══ RECORDS SHOWN

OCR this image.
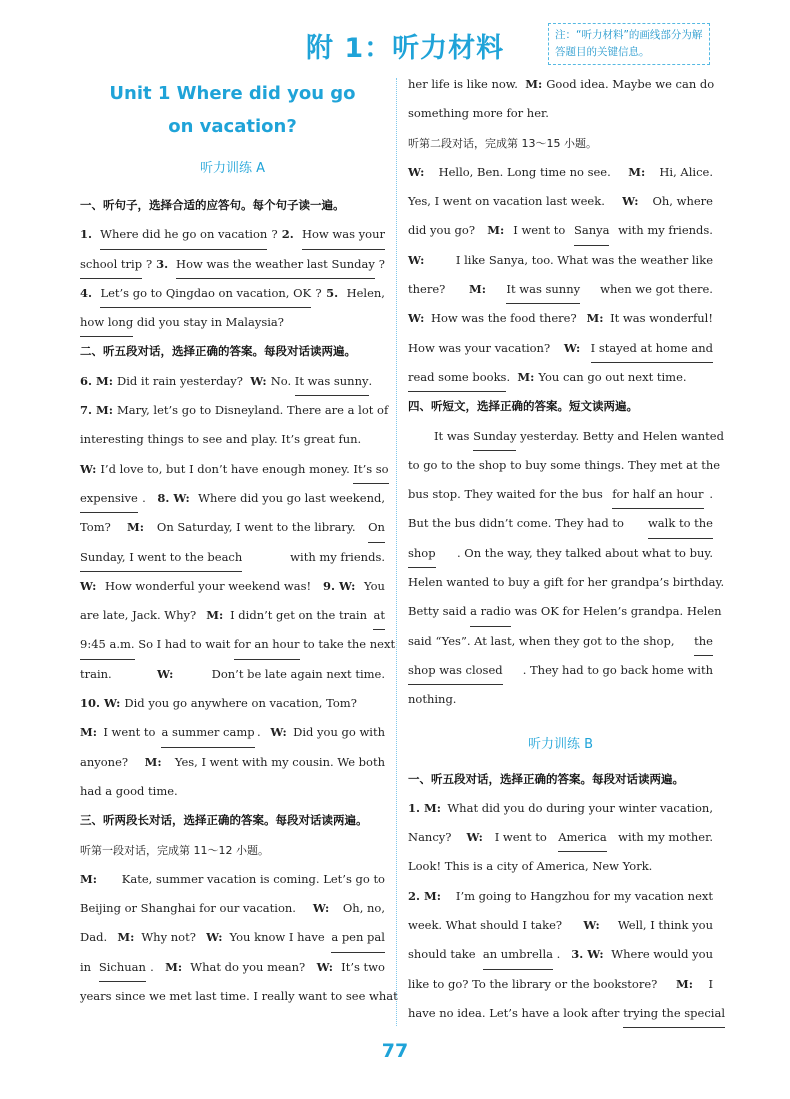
附 1：听力材料	注：“听力材料”的画线部分为解答题目的关键信息。
Unit 1 Where did you go
on vacation?
听力训练 A
一、听句子，选择合适的应答句。每个句子读一遍。
1. Where did he go on vacation ? 2. How was your
school trip ? 3. How was the weather last Sunday ?
4. Let’s go to Qingdao on vacation, OK ? 5. Helen,
how long did you stay in Malaysia?
二、听五段对话，选择正确的答案。每段对话读两遍。
6. M: Did it rain yesterday? W: No. It was sunny .
7. M: Mary, let’s go to Disneyland. There are a lot of
interesting things to see and play. It’s great fun.
W: I’d love to, but I don’t have enough money. It’s so
expensive . 8. W: Where did you go last weekend,
Tom? M: On Saturday, I went to the library. On
Sunday, I went to the beach	with my friends.
W: How wonderful your weekend was! 9. W: You
are late, Jack. Why? M: I didn’t get on the train at
9:45 a.m. So I had to wait for an hour to take the next
train.	W:	Don’t be late again next time.
10. W: Did you go anywhere on vacation, Tom?
M: I went to a summer camp . W: Did you go with
anyone? M: Yes, I went with my cousin. We both
had a good time.
三、听两段长对话，选择正确的答案。每段对话读两遍。
听第一段对话，完成第 11～12 小题。
M: Kate, summer vacation is coming. Let’s go to
Beijing or Shanghai for our vacation. W: Oh, no,
Dad. M: Why not? W: You know I have a pen pal
in Sichuan . M: What do you mean? W: It’s two
years since we met last time. I really want to see what
her life is like now. M: Good idea. Maybe we can do
something more for her.
听第二段对话，完成第 13～15 小题。
W: Hello, Ben. Long time no see. M: Hi, Alice.
Yes, I went on vacation last week. W: Oh, where
did you go? M: I went to Sanya with my friends.
W: I like Sanya, too. What was the weather like
there? M: It was sunny when we got there.
W: How was the food there? M: It was wonderful!
How was your vacation? W: I stayed at home and
read some books . M: You can go out next time.
四、听短文，选择正确的答案。短文读两遍。
It was Sunday yesterday. Betty and Helen wanted
to go to the shop to buy some things. They met at the
bus stop. They waited for the bus for half an hour .
But the bus didn’t come. They had to walk to the
shop . On the way, they talked about what to buy.
Helen wanted to buy a gift for her grandpa’s birthday.
Betty said a radio was OK for Helen’s grandpa. Helen
said “Yes”. At last, when they got to the shop, the
shop was closed . They had to go back home with
nothing.
听力训练 B
一、听五段对话，选择正确的答案。每段对话读两遍。
1. M: What did you do during your winter vacation,
Nancy? W: I went to America with my mother.
Look! This is a city of America, New York.
2. M: I’m going to Hangzhou for my vacation next
week. What should I take? W: Well, I think you
should take an umbrella . 3. W: Where would you
like to go? To the library or the bookstore? M: I
have no idea. Let’s have a look after trying the special
77
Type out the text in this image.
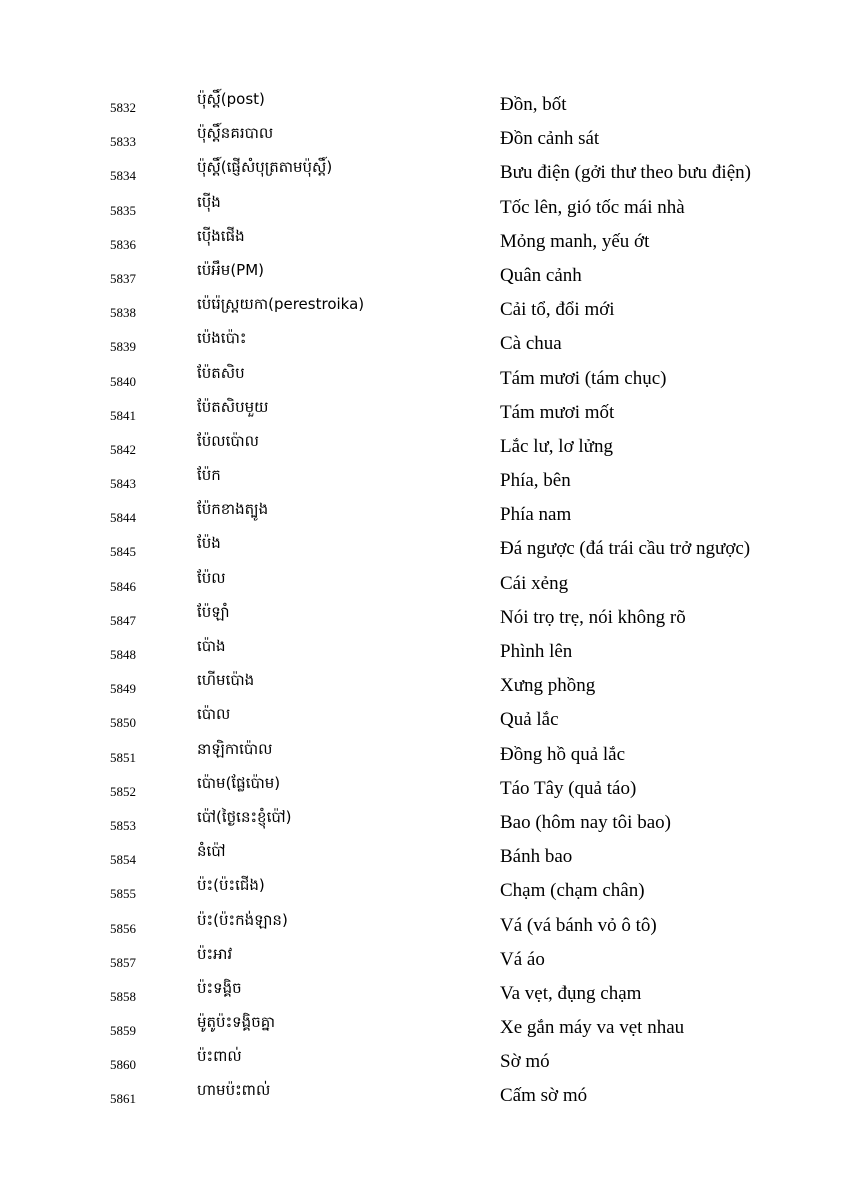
5832	ប៉ុស្តិ៍(post)	Đồn, bốt
5833	ប៉ុស្តិ៍នគរបាល	Đồn cảnh sát
5834	ប៉ុស្តិ៍(ផ្ញើសំបុត្រតាមប៉ុស្តិ៍)	Bưu điện (gởi thư theo bưu điện)
5835	ប៉ើង	Tốc lên, gió tốc mái nhà
5836	ប៉ើងផើង	Mỏng manh, yếu ớt
5837	ប៉េអឹម(PM)	Quân cảnh
5838	ប៉េរ៉េស្ត្រយកា(perestroika)	Cải tổ, đổi mới
5839	ប៉េងប៉ោះ	Cà chua
5840	ប៉ែតសិប	Tám mươi (tám chục)
5841	ប៉ែតសិបមួយ	Tám mươi mốt
5842	ប៉ែលប៉ោល	Lắc lư, lơ lửng
5843	ប៉ែក	Phía, bên
5844	ប៉ែកខាងត្បូង	Phía nam
5845	ប៉ែង	Đá ngược (đá trái cầu trở ngược)
5846	ប៉ែល	Cái xẻng
5847	ប៉ែឡាំ	Nói trọ trẹ, nói không rõ
5848	ប៉ោង	Phình lên
5849	ហើមប៉ោង	Xưng phồng
5850	ប៉ោល	Quả lắc
5851	នាឡិកាប៉ោល	Đồng hồ quả lắc
5852	ប៉ោម(ផ្លែប៉ោម)	Táo Tây (quả táo)
5853	ប៉ៅ(ថ្ងៃនេះខ្ញុំប៉ៅ)	Bao (hôm nay tôi bao)
5854	នំប៉ៅ	Bánh bao
5855	ប៉ះ(ប៉ះជើង)	Chạm (chạm chân)
5856	ប៉ះ(ប៉ះកង់ឡាន)	Vá (vá bánh vỏ ô tô)
5857	ប៉ះអាវ	Vá áo
5858	ប៉ះទង្គិច	Va vẹt, đụng chạm
5859	ម៉ូតូប៉ះទង្គិចគ្នា	Xe gắn máy va vẹt nhau
5860	ប៉ះពាល់	Sờ mó
5861	ហាមប៉ះពាល់	Cấm sờ mó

════

TASK - Search the preceding listing for the word "weather" and pull out every line that holds it.

ANSWER TO THE EXERCISE -
school trip ? 3. How was the weather last Sunday ?
W: I like Sanya, too. What was the weather like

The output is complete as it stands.